Goal A:
Answer these questions using the tonemap filter message:
(i) Who is listed in the Cc line of the quoted message?
(ii) What conversion does the filter perform, according to the patch description?
(iii) At what time was the message from Niklas Haas sent?
Goal B: Resume the tonemap filter message after its last line and continue writing it.

[FFmpeg-devel] [PATCH] lavfi: add opencl tonemap filter.

Song, Ruiling ruiling.song at intel.com
Tue May 22 11:56:37 EEST 2018



> -----Original Message-----
> From: ffmpeg-devel [mailto:ffmpeg-devel-bounces at ffmpeg.org] On Behalf Of
> Niklas Haas
> Sent: Tuesday, May 22, 2018 10:28 AM
> To: ffmpeg-devel at ffmpeg.org
> Cc: Mark Thompson <sw at jkqxz.net>
> Subject: Re: [FFmpeg-devel] [PATCH] lavfi: add opencl tonemap filter.
> 
> On Tue, 22 May 2018 01:18:30 +0100, Mark Thompson <sw at jkqxz.net> wrote:
> > On 21/05/18 07:50, Ruiling Song wrote:
> > > This filter does HDR(HDR10/HLG) to SDR conversion with tone-mapping.

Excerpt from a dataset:
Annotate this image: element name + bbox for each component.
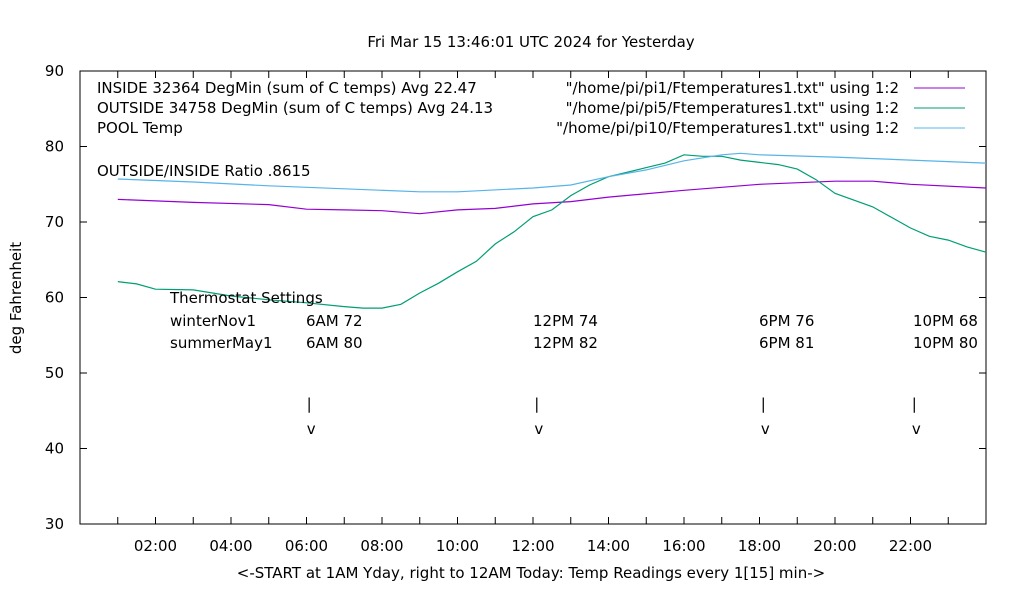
thermostat-value: 6AM 72 — [306, 312, 363, 330]
legend-entry-label: "/home/pi/pi5/Ftemperatures1.txt" using … — [566, 99, 899, 117]
x-tick-label: 12:00 — [511, 537, 554, 555]
thermostat-value: 12PM 82 — [533, 334, 598, 352]
arrow-head: v — [534, 420, 543, 438]
thermostat-row-label: summerMay1 — [170, 334, 273, 352]
x-tick-label: 16:00 — [662, 537, 705, 555]
x-axis-label: <-START at 1AM Yday, right to 12AM Today… — [237, 564, 825, 582]
x-tick-label: 18:00 — [738, 537, 781, 555]
arrow-head: v — [761, 420, 770, 438]
legend-left-text: OUTSIDE 34758 DegMin (sum of C temps) Av… — [97, 99, 493, 117]
y-tick-label: 80 — [45, 138, 64, 156]
axes: 30 40 50 60 70 80 90 02:00 04:00 06:00 08:00 10:00 1… — [45, 62, 986, 555]
arrow-stem: | — [761, 395, 766, 413]
x-tick-label: 04:00 — [209, 537, 252, 555]
arrow-stem: | — [912, 395, 917, 413]
chart-title: Fri Mar 15 13:46:01 UTC 2024 for Yesterd… — [367, 33, 694, 51]
ratio-annotation: OUTSIDE/INSIDE Ratio .8615 — [97, 162, 311, 180]
x-tick-label: 20:00 — [813, 537, 856, 555]
x-tick-label: 14:00 — [587, 537, 630, 555]
x-tick-label: 06:00 — [285, 537, 328, 555]
thermostat-value: 10PM 68 — [913, 312, 978, 330]
thermostat-value: 6AM 80 — [306, 334, 363, 352]
thermostat-value: 10PM 80 — [913, 334, 978, 352]
series-line-0 — [117, 180, 987, 215]
arrow-head: v — [307, 420, 316, 438]
x-tick-label: 08:00 — [360, 537, 403, 555]
y-axis-label: deg Fahrenheit — [7, 242, 25, 354]
arrow-head: v — [912, 420, 921, 438]
y-tick-label: 50 — [45, 364, 64, 382]
thermostat-value: 6PM 76 — [759, 312, 814, 330]
thermostat-title: Thermostat Settings — [169, 289, 323, 307]
x-tick-label: 10:00 — [436, 537, 479, 555]
series-line-1 — [117, 154, 987, 309]
legend-left-text: INSIDE 32364 DegMin (sum of C temps) Avg… — [97, 79, 477, 97]
y-tick-label: 30 — [45, 515, 64, 533]
series-line-2 — [117, 152, 987, 193]
y-tick-label: 40 — [45, 440, 64, 458]
thermostat-value: 6PM 81 — [759, 334, 814, 352]
annotations: OUTSIDE/INSIDE Ratio .8615 Thermostat Set… — [97, 162, 978, 438]
thermostat-row-label: winterNov1 — [170, 312, 256, 330]
arrow-stem: | — [307, 395, 312, 413]
y-tick-label: 60 — [45, 289, 64, 307]
arrow-stem: | — [534, 395, 539, 413]
x-tick-label: 02:00 — [134, 537, 177, 555]
legend-entry-label: "/home/pi/pi10/Ftemperatures1.txt" using… — [556, 119, 899, 137]
thermostat-value: 12PM 74 — [533, 312, 598, 330]
legend: INSIDE 32364 DegMin (sum of C temps) Avg… — [97, 79, 965, 137]
legend-entry-label: "/home/pi/pi1/Ftemperatures1.txt" using … — [566, 79, 899, 97]
legend-left-text: POOL Temp — [97, 119, 183, 137]
y-tick-label: 90 — [45, 62, 64, 80]
series-group — [117, 152, 987, 309]
y-tick-label: 70 — [45, 213, 64, 231]
x-tick-label: 22:00 — [889, 537, 932, 555]
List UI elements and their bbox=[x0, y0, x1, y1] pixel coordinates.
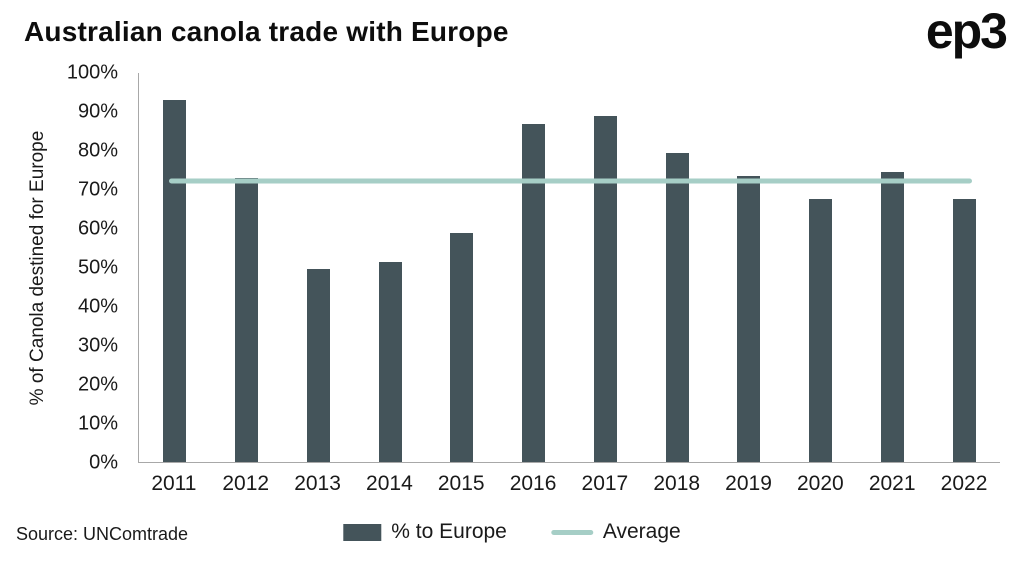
x-tick-2019: 2019 bbox=[725, 472, 772, 495]
y-tick-20: 20% bbox=[77, 373, 118, 396]
bar-2012 bbox=[235, 178, 259, 462]
x-tick-2022: 2022 bbox=[940, 472, 988, 495]
y-tick-100: 100% bbox=[66, 61, 118, 84]
bar-2016 bbox=[522, 123, 546, 462]
x-axis-ticks: 2011 2012 2013 2014 2015 2016 2017 2018 2019 2020… bbox=[138, 472, 1000, 496]
y-tick-40: 40% bbox=[77, 295, 118, 318]
bar-slot-2021 bbox=[857, 73, 929, 462]
x-tick-2012: 2012 bbox=[222, 472, 270, 495]
bar-2020 bbox=[809, 199, 833, 462]
legend-line-swatch bbox=[550, 529, 593, 535]
x-tick-2016: 2016 bbox=[509, 472, 557, 495]
y-tick-60: 60% bbox=[77, 217, 118, 240]
bar-slot-2016 bbox=[498, 73, 570, 462]
bar-slot-2012 bbox=[211, 73, 283, 462]
bar-slot-2020 bbox=[785, 73, 857, 462]
bar-slot-2022 bbox=[928, 73, 1000, 462]
x-tick-2018: 2018 bbox=[653, 472, 701, 495]
x-tick-2014: 2014 bbox=[366, 472, 413, 495]
bar-2022 bbox=[952, 199, 976, 462]
y-tick-0: 0% bbox=[89, 451, 118, 474]
x-tick-2015: 2015 bbox=[437, 472, 485, 495]
x-tick-2011: 2011 bbox=[151, 472, 197, 495]
legend-bar-swatch bbox=[343, 523, 382, 541]
y-tick-80: 80% bbox=[77, 139, 118, 162]
bar-slot-2019 bbox=[713, 73, 785, 462]
x-tick-2017: 2017 bbox=[581, 472, 629, 495]
bar-slot-2013 bbox=[283, 73, 355, 462]
x-tick-2020: 2020 bbox=[797, 472, 844, 495]
bar-2019 bbox=[737, 176, 761, 462]
bar-slot-2014 bbox=[354, 73, 426, 462]
average-line bbox=[169, 178, 972, 184]
bar-slot-2015 bbox=[426, 73, 498, 462]
y-tick-30: 30% bbox=[77, 334, 118, 357]
bar-slot-2011 bbox=[139, 73, 211, 462]
bar-slot-2018 bbox=[641, 73, 713, 462]
bar-2015 bbox=[450, 232, 474, 462]
x-tick-2013: 2013 bbox=[294, 472, 341, 495]
chart-title: Australian canola trade with Europe bbox=[24, 16, 509, 47]
legend-bar-label: % to Europe bbox=[391, 520, 507, 543]
y-tick-10: 10% bbox=[77, 412, 118, 435]
x-tick-2021: 2021 bbox=[868, 472, 916, 495]
legend-line-label: Average bbox=[602, 520, 681, 543]
bar-2011 bbox=[163, 100, 187, 462]
bar-2013 bbox=[306, 269, 330, 462]
bar-2018 bbox=[665, 152, 689, 462]
bar-2014 bbox=[378, 261, 402, 462]
source-note: Source: UNComtrade bbox=[16, 524, 189, 544]
bar-slot-2017 bbox=[570, 73, 642, 462]
ep3-logo: ep3 bbox=[925, 3, 1008, 59]
bar-2021 bbox=[880, 172, 904, 462]
plot-area bbox=[138, 73, 1000, 463]
bar-2017 bbox=[593, 115, 617, 462]
y-tick-90: 90% bbox=[77, 100, 118, 123]
y-tick-70: 70% bbox=[77, 178, 118, 201]
y-axis-ticks: 0% 10% 20% 30% 40% 50% 60% 70% 80% 90% 100% bbox=[0, 62, 128, 474]
legend: % to Europe Average bbox=[343, 520, 681, 544]
y-tick-50: 50% bbox=[77, 256, 118, 279]
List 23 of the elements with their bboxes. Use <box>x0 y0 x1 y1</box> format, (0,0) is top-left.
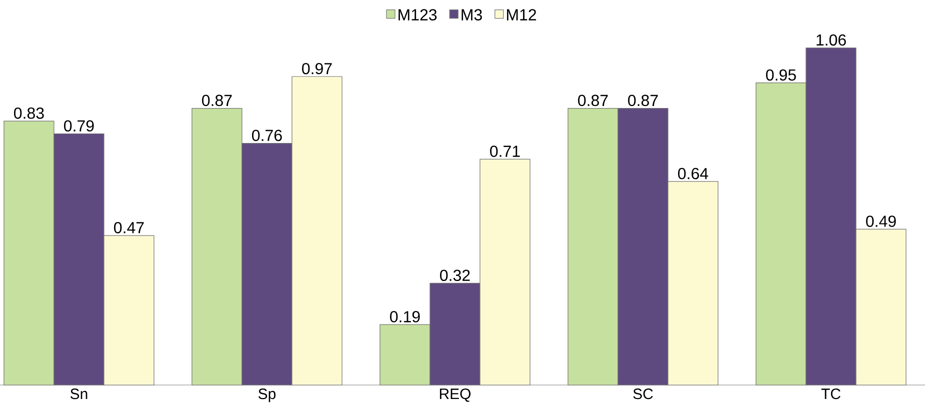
data-label: 0.64 <box>678 168 708 180</box>
data-label: 0.95 <box>766 69 796 81</box>
data-label: 0.87 <box>628 94 658 106</box>
data-label: 0.71 <box>490 146 520 157</box>
x-tick-label: Sp <box>258 388 276 402</box>
x-tick-label: TC <box>821 388 840 400</box>
legend-label: M12 <box>507 9 536 20</box>
data-label: 0.47 <box>114 222 144 234</box>
data-label: 0.97 <box>302 62 332 74</box>
data-label: 0.76 <box>252 130 282 142</box>
data-label: 0.79 <box>64 120 94 132</box>
legend-label: M3 <box>462 9 482 20</box>
x-tick-label: Sn <box>70 388 88 400</box>
data-label: 1.06 <box>816 34 846 46</box>
data-label: 0.87 <box>202 94 232 106</box>
data-label: 0.19 <box>390 311 420 322</box>
legend-label: M123 <box>398 9 437 20</box>
data-label: 0.83 <box>14 107 44 119</box>
data-label: 0.87 <box>578 94 608 106</box>
x-tick-label: SC <box>633 388 653 400</box>
data-label: 0.49 <box>866 216 896 227</box>
x-tick-label: REQ <box>440 388 471 402</box>
data-label: 0.32 <box>440 270 470 282</box>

Right answer A:
(i) Mark Thompson
(ii) HDR (HDR10/HLG) to SDR conversion with tone-mapping
(iii) 10:28 AM on Tuesday, May 22, 2018

Right answer B:
> > >
> > > An example command to use this filter with vaapi codecs:
> > > FFMPEG -init_hw_device vaapi=va:/dev/dri/renderD128 -init_hw_device \
> > > opencl=ocl at va -hwaccel vaapi -hwaccel_device va -hwaccel_output_format
> \
> > > vaapi -i INPUT -filter_hw_device ocl -filter_complex \
> > > '[0:v]hwmap,tonemap_opencl=t=bt2020:tonemap=linear:format=p010[x1];
> \
> > > [x1]hwmap=derive_device=vaapi:reverse=1' -c:v hevc_vaapi -profile 2
> OUTPUT
> > >
> > > Signed-off-by: Ruiling Song <ruiling.song at intel.com>
> > > ---
> >
> > I assume you're testing with Beignet for this sort of mapping to work?  I tried it
> with Beignet on Coffee Lake with 10-bit videos and it looks sensible, though it is
> rather hard to tell whether it is in some sense "correct".
> 
> It's also rather hard to define whether it is in some sense "correct".
> The methodology employed here is generally based on ITU-R
> recommendations, however the ITU-R advises multiple possible ways of
> doing tone-mapping. They also highlight their own curve function, which
> we don't use (for performance/simplicity reasons - iirc I gave it a try
> and the result was not visually dissimilar enough from the hable
> function, but my memory could be wrong). There's nothing resembling an
> official "standard" way to tone-map defined by the ITU-R.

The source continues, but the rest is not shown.